[Stored records]
☆ ☆ ☆
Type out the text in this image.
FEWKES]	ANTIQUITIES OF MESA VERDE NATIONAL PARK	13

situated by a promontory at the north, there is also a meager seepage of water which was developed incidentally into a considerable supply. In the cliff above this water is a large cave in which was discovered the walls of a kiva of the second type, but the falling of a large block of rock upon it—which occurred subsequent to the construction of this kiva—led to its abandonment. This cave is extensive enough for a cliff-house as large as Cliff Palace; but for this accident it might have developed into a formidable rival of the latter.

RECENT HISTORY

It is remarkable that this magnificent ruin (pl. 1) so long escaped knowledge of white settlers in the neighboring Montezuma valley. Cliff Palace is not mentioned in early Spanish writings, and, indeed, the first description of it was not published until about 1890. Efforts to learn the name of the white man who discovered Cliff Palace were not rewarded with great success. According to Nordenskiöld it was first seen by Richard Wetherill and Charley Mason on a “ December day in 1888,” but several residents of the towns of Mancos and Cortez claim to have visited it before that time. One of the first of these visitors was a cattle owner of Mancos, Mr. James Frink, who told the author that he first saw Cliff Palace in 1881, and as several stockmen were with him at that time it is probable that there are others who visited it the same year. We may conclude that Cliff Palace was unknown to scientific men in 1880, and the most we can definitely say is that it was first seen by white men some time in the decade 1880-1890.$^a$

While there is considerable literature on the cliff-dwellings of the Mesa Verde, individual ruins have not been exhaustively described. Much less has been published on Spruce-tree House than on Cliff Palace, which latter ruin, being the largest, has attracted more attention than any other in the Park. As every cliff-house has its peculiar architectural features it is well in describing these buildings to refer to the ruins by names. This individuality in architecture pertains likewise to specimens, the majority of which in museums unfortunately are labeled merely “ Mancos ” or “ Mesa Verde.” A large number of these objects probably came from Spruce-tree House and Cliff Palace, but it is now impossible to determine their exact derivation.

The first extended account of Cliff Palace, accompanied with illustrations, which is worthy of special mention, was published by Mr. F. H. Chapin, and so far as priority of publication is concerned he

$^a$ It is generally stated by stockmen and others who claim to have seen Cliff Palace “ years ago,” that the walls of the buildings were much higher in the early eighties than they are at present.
☆ ☆ ☆
Of the lines in the entries, how many include the word "walls"? State only the number.

• **Result below**: 2